[REQUIRED WORK] Check each line of the material below for "start", then copy the ones that contain it.

* begin *

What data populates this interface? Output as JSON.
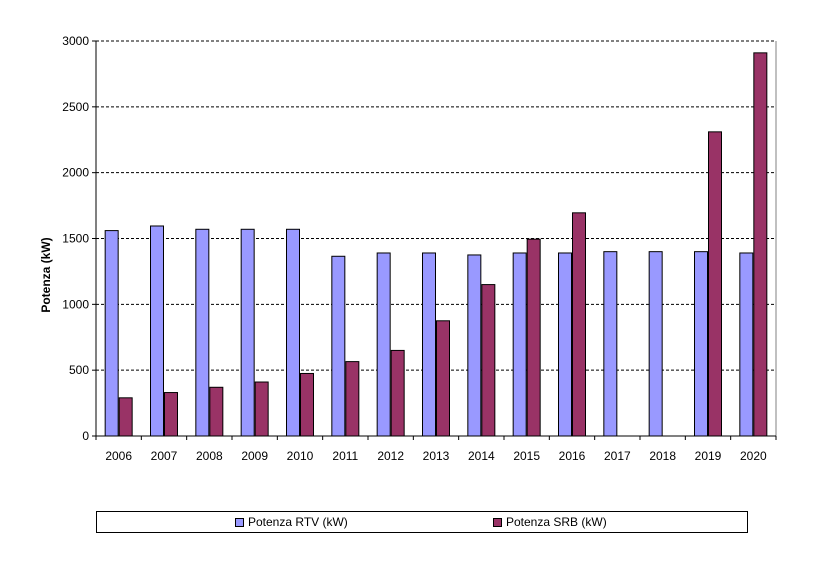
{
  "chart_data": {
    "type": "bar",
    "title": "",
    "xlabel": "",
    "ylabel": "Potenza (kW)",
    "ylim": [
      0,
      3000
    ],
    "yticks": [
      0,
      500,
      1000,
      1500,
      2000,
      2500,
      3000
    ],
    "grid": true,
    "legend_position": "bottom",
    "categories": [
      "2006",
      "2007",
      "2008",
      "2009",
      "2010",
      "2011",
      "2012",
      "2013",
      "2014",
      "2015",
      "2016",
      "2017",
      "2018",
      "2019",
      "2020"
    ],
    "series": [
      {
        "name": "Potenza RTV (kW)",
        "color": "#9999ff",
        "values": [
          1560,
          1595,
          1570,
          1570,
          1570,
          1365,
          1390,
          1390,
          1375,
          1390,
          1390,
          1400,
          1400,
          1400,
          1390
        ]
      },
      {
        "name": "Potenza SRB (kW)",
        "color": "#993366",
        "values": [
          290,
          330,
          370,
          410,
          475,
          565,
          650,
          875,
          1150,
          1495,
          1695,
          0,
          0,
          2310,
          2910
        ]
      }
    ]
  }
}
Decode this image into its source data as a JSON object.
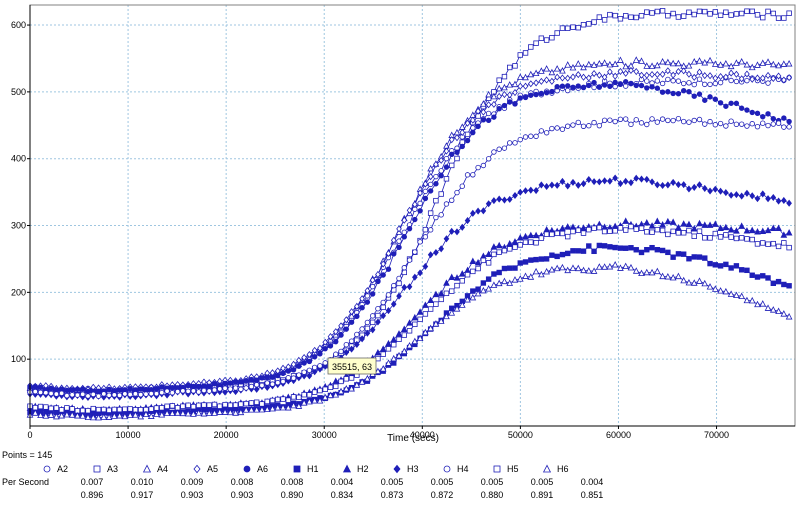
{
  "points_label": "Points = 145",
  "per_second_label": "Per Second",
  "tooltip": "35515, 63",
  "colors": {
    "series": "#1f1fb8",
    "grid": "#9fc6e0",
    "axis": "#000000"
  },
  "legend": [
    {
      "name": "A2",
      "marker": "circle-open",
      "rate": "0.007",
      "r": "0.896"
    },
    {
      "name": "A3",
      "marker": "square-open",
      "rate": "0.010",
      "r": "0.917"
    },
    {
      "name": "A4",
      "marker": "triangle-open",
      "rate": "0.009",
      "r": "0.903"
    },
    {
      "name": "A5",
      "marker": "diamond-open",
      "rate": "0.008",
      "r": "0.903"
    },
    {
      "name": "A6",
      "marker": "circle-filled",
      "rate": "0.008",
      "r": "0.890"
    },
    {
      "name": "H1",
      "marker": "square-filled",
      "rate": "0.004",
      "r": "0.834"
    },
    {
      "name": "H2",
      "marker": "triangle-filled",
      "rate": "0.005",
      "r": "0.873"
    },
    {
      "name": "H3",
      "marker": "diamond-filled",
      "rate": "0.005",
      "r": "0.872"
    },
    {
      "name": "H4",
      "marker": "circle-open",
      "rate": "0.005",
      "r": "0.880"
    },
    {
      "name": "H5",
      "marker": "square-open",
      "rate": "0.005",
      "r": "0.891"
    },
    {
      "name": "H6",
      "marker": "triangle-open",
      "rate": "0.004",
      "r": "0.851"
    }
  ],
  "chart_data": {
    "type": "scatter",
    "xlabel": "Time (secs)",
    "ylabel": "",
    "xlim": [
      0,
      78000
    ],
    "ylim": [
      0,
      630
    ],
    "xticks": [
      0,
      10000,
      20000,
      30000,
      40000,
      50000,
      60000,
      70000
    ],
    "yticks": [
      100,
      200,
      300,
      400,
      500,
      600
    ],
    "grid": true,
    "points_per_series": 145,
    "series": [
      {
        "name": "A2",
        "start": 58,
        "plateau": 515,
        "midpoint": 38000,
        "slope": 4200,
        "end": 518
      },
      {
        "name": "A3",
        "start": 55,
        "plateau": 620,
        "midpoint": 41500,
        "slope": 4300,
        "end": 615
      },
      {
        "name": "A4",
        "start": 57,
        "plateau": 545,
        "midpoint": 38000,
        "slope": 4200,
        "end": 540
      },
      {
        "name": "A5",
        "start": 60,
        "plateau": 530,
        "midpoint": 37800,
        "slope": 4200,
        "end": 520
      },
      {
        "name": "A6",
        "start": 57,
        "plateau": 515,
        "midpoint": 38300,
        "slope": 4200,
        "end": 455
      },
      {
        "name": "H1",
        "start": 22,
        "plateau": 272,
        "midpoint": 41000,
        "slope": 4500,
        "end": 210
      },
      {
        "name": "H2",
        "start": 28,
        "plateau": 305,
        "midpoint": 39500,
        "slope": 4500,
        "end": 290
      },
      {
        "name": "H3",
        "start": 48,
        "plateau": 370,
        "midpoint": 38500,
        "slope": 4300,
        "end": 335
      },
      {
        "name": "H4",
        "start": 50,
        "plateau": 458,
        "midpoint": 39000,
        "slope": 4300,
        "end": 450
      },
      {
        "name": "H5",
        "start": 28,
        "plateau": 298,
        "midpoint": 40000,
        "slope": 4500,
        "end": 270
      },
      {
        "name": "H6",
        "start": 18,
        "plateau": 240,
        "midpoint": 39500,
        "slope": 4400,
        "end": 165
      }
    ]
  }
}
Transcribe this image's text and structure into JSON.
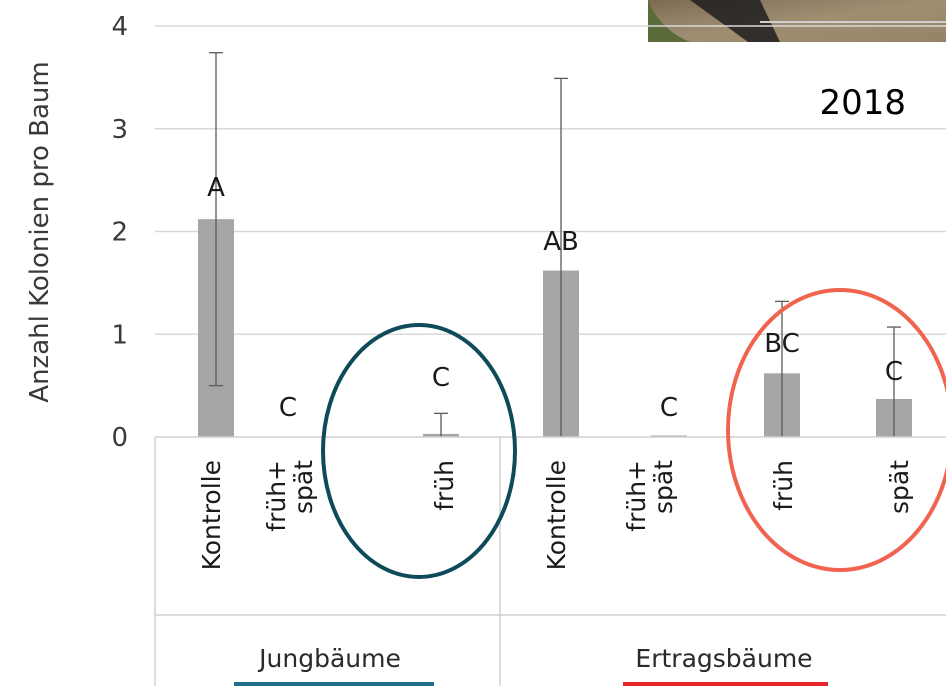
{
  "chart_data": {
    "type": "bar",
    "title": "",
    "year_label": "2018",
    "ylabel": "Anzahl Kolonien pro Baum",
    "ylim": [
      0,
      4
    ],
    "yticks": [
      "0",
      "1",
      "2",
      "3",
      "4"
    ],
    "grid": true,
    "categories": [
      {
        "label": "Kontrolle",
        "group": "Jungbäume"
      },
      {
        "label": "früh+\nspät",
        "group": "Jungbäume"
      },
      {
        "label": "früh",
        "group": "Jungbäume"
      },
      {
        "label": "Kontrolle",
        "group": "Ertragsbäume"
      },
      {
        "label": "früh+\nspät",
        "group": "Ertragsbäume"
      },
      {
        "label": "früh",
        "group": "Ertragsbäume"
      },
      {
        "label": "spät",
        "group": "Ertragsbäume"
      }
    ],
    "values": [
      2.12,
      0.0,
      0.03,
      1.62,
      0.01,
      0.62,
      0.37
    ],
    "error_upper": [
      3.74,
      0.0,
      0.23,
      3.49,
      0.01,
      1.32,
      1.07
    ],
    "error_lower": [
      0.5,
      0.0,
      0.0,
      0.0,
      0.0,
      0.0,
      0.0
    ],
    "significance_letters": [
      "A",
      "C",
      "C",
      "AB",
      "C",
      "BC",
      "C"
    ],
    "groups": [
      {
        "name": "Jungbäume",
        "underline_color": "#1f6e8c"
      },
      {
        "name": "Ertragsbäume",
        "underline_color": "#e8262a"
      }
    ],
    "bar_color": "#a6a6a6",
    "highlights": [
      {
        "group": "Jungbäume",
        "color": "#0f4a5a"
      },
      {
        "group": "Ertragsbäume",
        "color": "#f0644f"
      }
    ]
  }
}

* end *

[WRITTEN SOLUTION]
        "start": 58,
        "start": 55,
        "start": 57,
        "start": 60,
        "start": 57,
        "start": 22,
        "start": 28,
        "start": 48,
        "start": 50,
        "start": 28,
        "start": 18,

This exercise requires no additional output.